Given instruction >> Your task is to output the data exactly as it stands.

Data lines >>
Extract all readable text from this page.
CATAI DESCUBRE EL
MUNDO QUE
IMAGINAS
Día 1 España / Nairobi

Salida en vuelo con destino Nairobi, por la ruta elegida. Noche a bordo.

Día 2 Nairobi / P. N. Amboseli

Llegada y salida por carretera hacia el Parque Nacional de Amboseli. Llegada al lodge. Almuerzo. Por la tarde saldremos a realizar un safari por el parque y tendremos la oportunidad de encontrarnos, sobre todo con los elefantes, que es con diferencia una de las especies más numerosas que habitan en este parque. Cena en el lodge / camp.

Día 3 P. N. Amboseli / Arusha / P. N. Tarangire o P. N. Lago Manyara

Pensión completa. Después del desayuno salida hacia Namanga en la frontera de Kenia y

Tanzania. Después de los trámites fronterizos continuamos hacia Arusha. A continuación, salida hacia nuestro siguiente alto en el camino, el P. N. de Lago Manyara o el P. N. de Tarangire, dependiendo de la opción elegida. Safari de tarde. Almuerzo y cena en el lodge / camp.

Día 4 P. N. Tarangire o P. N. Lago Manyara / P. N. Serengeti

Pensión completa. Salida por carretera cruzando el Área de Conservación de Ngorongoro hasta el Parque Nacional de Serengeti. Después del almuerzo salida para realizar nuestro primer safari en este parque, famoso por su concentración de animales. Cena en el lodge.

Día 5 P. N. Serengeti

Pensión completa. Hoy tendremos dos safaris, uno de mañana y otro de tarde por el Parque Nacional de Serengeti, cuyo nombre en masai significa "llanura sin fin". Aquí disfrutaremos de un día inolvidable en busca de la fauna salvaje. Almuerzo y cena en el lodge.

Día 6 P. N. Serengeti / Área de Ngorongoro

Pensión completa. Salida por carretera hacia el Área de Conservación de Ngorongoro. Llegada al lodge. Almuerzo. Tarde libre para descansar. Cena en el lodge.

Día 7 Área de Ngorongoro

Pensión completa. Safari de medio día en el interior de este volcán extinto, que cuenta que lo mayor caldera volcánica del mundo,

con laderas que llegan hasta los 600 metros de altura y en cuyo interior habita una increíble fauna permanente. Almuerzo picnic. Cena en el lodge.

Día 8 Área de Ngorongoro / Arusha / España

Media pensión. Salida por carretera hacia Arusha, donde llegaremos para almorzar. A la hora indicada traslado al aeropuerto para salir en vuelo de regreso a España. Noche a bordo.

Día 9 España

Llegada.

Solution for this task >>
Extract all readable text from this page.
CATAI DESCUBRE EL
MUNDO QUE
IMAGINAS
Día 1 España / Nairobi

Salida en vuelo con destino Nairobi, por la ruta elegida. Noche a bordo.

Día 2 Nairobi / P. N. Amboseli

Llegada y salida por carretera hacia el Parque Nacional de Amboseli. Llegada al lodge. Almuerzo. Por la tarde saldremos a realizar un safari por el parque y tendremos la oportunidad de encontrarnos, sobre todo con los elefantes, que es con diferencia una de las especies más numerosas que habitan en este parque. Cena en el lodge / camp.

Día 3 P. N. Amboseli / Arusha / P. N. Tarangire o P. N. Lago Manyara

Pensión completa. Después del desayuno salida hacia Namanga en la frontera de Kenia y

Tanzania. Después de los trámites fronterizos continuamos hacia Arusha. A continuación, salida hacia nuestro siguiente alto en el camino, el P. N. de Lago Manyara o el P. N. de Tarangire, dependiendo de la opción elegida. Safari de tarde. Almuerzo y cena en el lodge / camp.

Día 4 P. N. Tarangire o P. N. Lago Manyara / P. N. Serengeti

Pensión completa. Salida por carretera cruzando el Área de Conservación de Ngorongoro hasta el Parque Nacional de Serengeti. Después del almuerzo salida para realizar nuestro primer safari en este parque, famoso por su concentración de animales. Cena en el lodge.

Día 5 P. N. Serengeti

Pensión completa. Hoy tendremos dos safaris, uno de mañana y otro de tarde por el Parque Nacional de Serengeti, cuyo nombre en masai significa "llanura sin fin". Aquí disfrutaremos de un día inolvidable en busca de la fauna salvaje. Almuerzo y cena en el lodge.

Día 6 P. N. Serengeti / Área de Ngorongoro

Pensión completa. Salida por carretera hacia el Área de Conservación de Ngorongoro. Llegada al lodge. Almuerzo. Tarde libre para descansar. Cena en el lodge.

Día 7 Área de Ngorongoro

Pensión completa. Safari de medio día en el interior de este volcán extinto, que cuenta que lo mayor caldera volcánica del mundo,

con laderas que llegan hasta los 600 metros de altura y en cuyo interior habita una increíble fauna permanente. Almuerzo picnic. Cena en el lodge.

Día 8 Área de Ngorongoro / Arusha / España

Media pensión. Salida por carretera hacia Arusha, donde llegaremos para almorzar. A la hora indicada traslado al aeropuerto para salir en vuelo de regreso a España. Noche a bordo.

Día 9 España

Llegada.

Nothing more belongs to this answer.